Data records
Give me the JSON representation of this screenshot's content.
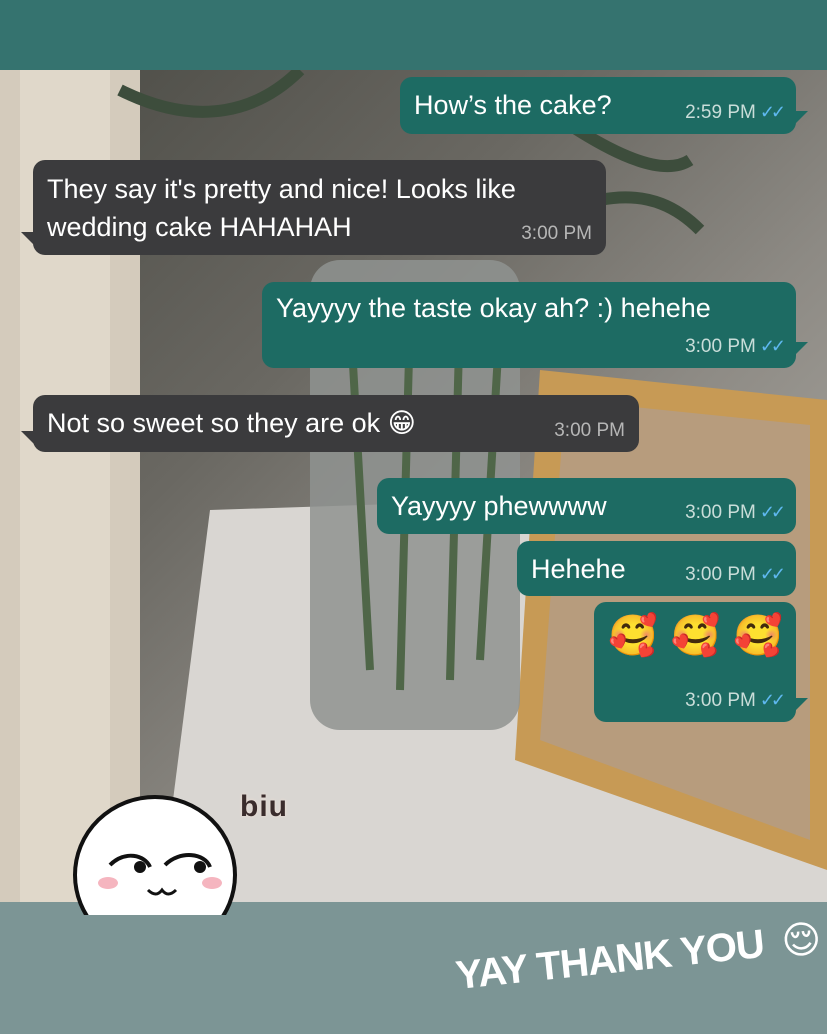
{
  "messages": [
    {
      "dir": "out",
      "text": "How’s the cake?",
      "time": "2:59 PM",
      "status": "read"
    },
    {
      "dir": "in",
      "text_lines": [
        "They say it's pretty and nice! Looks like",
        "wedding cake HAHAHAH"
      ],
      "time": "3:00 PM"
    },
    {
      "dir": "out",
      "text": "Yayyyy the taste okay ah? :) hehehe",
      "time": "3:00 PM",
      "status": "read"
    },
    {
      "dir": "in",
      "text": "Not so sweet so they are ok",
      "emoji": "😁",
      "time": "3:00 PM"
    },
    {
      "dir": "out",
      "text": "Yayyyy phewwww",
      "time": "3:00 PM",
      "status": "read"
    },
    {
      "dir": "out",
      "text": "Hehehe",
      "time": "3:00 PM",
      "status": "read"
    },
    {
      "dir": "out",
      "text": "🥰 🥰 🥰",
      "time": "3:00 PM",
      "status": "read"
    }
  ],
  "read_tick": "✓✓",
  "sticker_text": "biu",
  "story_caption": "YAY THANK YOU",
  "story_caption_emoji": "😌",
  "colors": {
    "outgoing_bubble": "#1d6b63",
    "incoming_bubble": "#3b3b3d",
    "top_bar": "#35736f",
    "bottom_bar": "#7c9595",
    "read_tick": "#5fb8f0"
  }
}
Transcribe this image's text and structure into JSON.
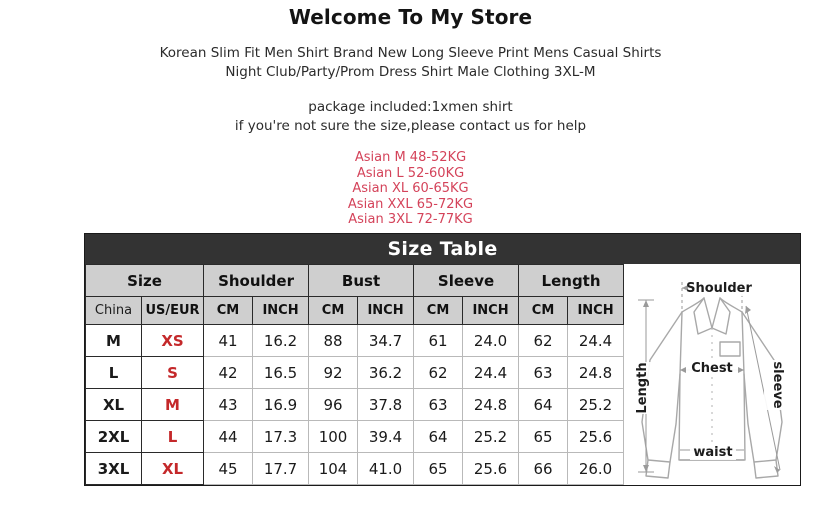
{
  "intro": {
    "store_title": "Welcome To My Store",
    "description_line1": "Korean Slim Fit Men Shirt Brand New Long Sleeve Print Mens Casual Shirts",
    "description_line2": "Night Club/Party/Prom Dress Shirt Male Clothing 3XL-M",
    "package_line1": "package included:1xmen shirt",
    "package_line2": "if you're not sure the size,please contact us for help",
    "weight_guide": [
      "Asian M 48-52KG",
      "Asian L 52-60KG",
      "Asian XL 60-65KG",
      "Asian XXL 65-72KG",
      "Asian 3XL 72-77KG"
    ],
    "weight_guide_color": "#d4435a"
  },
  "size_table": {
    "banner_title": "Size Table",
    "banner_bg": "#333333",
    "header_bg": "#cfcfcf",
    "useur_color": "#c4282a",
    "group_headers": [
      "Size",
      "Shoulder",
      "Bust",
      "Sleeve",
      "Length"
    ],
    "unit_headers": [
      "China",
      "US/EUR",
      "CM",
      "INCH",
      "CM",
      "INCH",
      "CM",
      "INCH",
      "CM",
      "INCH"
    ],
    "rows": [
      {
        "china": "M",
        "useur": "XS",
        "shoulder_cm": "41",
        "shoulder_in": "16.2",
        "bust_cm": "88",
        "bust_in": "34.7",
        "sleeve_cm": "61",
        "sleeve_in": "24.0",
        "length_cm": "62",
        "length_in": "24.4"
      },
      {
        "china": "L",
        "useur": "S",
        "shoulder_cm": "42",
        "shoulder_in": "16.5",
        "bust_cm": "92",
        "bust_in": "36.2",
        "sleeve_cm": "62",
        "sleeve_in": "24.4",
        "length_cm": "63",
        "length_in": "24.8"
      },
      {
        "china": "XL",
        "useur": "M",
        "shoulder_cm": "43",
        "shoulder_in": "16.9",
        "bust_cm": "96",
        "bust_in": "37.8",
        "sleeve_cm": "63",
        "sleeve_in": "24.8",
        "length_cm": "64",
        "length_in": "25.2"
      },
      {
        "china": "2XL",
        "useur": "L",
        "shoulder_cm": "44",
        "shoulder_in": "17.3",
        "bust_cm": "100",
        "bust_in": "39.4",
        "sleeve_cm": "64",
        "sleeve_in": "25.2",
        "length_cm": "65",
        "length_in": "25.6"
      },
      {
        "china": "3XL",
        "useur": "XL",
        "shoulder_cm": "45",
        "shoulder_in": "17.7",
        "bust_cm": "104",
        "bust_in": "41.0",
        "sleeve_cm": "65",
        "sleeve_in": "25.6",
        "length_cm": "66",
        "length_in": "26.0"
      }
    ]
  },
  "diagram": {
    "labels": {
      "shoulder": "Shoulder",
      "chest": "Chest",
      "waist": "waist",
      "length": "Length",
      "sleeve": "sleeve"
    }
  }
}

__To be done__.
Give the data again exactly as written, with all pictures left out.

__Exercise answer__.
Give me the JSON representation of this screenshot's content.
{
  "messages": [
    {
      "dir": "out",
      "text": "How’s the cake?",
      "time": "2:59 PM",
      "status": "read"
    },
    {
      "dir": "in",
      "text_lines": [
        "They say it's pretty and nice! Looks like",
        "wedding cake HAHAHAH"
      ],
      "time": "3:00 PM"
    },
    {
      "dir": "out",
      "text": "Yayyyy the taste okay ah? :) hehehe",
      "time": "3:00 PM",
      "status": "read"
    },
    {
      "dir": "in",
      "text": "Not so sweet so they are ok",
      "emoji": "😁",
      "time": "3:00 PM"
    },
    {
      "dir": "out",
      "text": "Yayyyy phewwww",
      "time": "3:00 PM",
      "status": "read"
    },
    {
      "dir": "out",
      "text": "Hehehe",
      "time": "3:00 PM",
      "status": "read"
    },
    {
      "dir": "out",
      "text": "🥰 🥰 🥰",
      "time": "3:00 PM",
      "status": "read"
    }
  ],
  "read_tick": "✓✓",
  "sticker_text": "biu",
  "story_caption": "YAY THANK YOU",
  "story_caption_emoji": "😌",
  "colors": {
    "outgoing_bubble": "#1d6b63",
    "incoming_bubble": "#3b3b3d",
    "top_bar": "#35736f",
    "bottom_bar": "#7c9595",
    "read_tick": "#5fb8f0"
  }
}
Transcribe this image's text and structure into JSON.
{
  "intro": {
    "store_title": "Welcome To My Store",
    "description_line1": "Korean Slim Fit Men Shirt Brand New Long Sleeve Print Mens Casual Shirts",
    "description_line2": "Night Club/Party/Prom Dress Shirt Male Clothing 3XL-M",
    "package_line1": "package included:1xmen shirt",
    "package_line2": "if you're not sure the size,please contact us for help",
    "weight_guide": [
      "Asian M 48-52KG",
      "Asian L 52-60KG",
      "Asian XL 60-65KG",
      "Asian XXL 65-72KG",
      "Asian 3XL 72-77KG"
    ],
    "weight_guide_color": "#d4435a"
  },
  "size_table": {
    "banner_title": "Size Table",
    "banner_bg": "#333333",
    "header_bg": "#cfcfcf",
    "useur_color": "#c4282a",
    "group_headers": [
      "Size",
      "Shoulder",
      "Bust",
      "Sleeve",
      "Length"
    ],
    "unit_headers": [
      "China",
      "US/EUR",
      "CM",
      "INCH",
      "CM",
      "INCH",
      "CM",
      "INCH",
      "CM",
      "INCH"
    ],
    "rows": [
      {
        "china": "M",
        "useur": "XS",
        "shoulder_cm": "41",
        "shoulder_in": "16.2",
        "bust_cm": "88",
        "bust_in": "34.7",
        "sleeve_cm": "61",
        "sleeve_in": "24.0",
        "length_cm": "62",
        "length_in": "24.4"
      },
      {
        "china": "L",
        "useur": "S",
        "shoulder_cm": "42",
        "shoulder_in": "16.5",
        "bust_cm": "92",
        "bust_in": "36.2",
        "sleeve_cm": "62",
        "sleeve_in": "24.4",
        "length_cm": "63",
        "length_in": "24.8"
      },
      {
        "china": "XL",
        "useur": "M",
        "shoulder_cm": "43",
        "shoulder_in": "16.9",
        "bust_cm": "96",
        "bust_in": "37.8",
        "sleeve_cm": "63",
        "sleeve_in": "24.8",
        "length_cm": "64",
        "length_in": "25.2"
      },
      {
        "china": "2XL",
        "useur": "L",
        "shoulder_cm": "44",
        "shoulder_in": "17.3",
        "bust_cm": "100",
        "bust_in": "39.4",
        "sleeve_cm": "64",
        "sleeve_in": "25.2",
        "length_cm": "65",
        "length_in": "25.6"
      },
      {
        "china": "3XL",
        "useur": "XL",
        "shoulder_cm": "45",
        "shoulder_in": "17.7",
        "bust_cm": "104",
        "bust_in": "41.0",
        "sleeve_cm": "65",
        "sleeve_in": "25.6",
        "length_cm": "66",
        "length_in": "26.0"
      }
    ]
  },
  "diagram": {
    "labels": {
      "shoulder": "Shoulder",
      "chest": "Chest",
      "waist": "waist",
      "length": "Length",
      "sleeve": "sleeve"
    }
  }
}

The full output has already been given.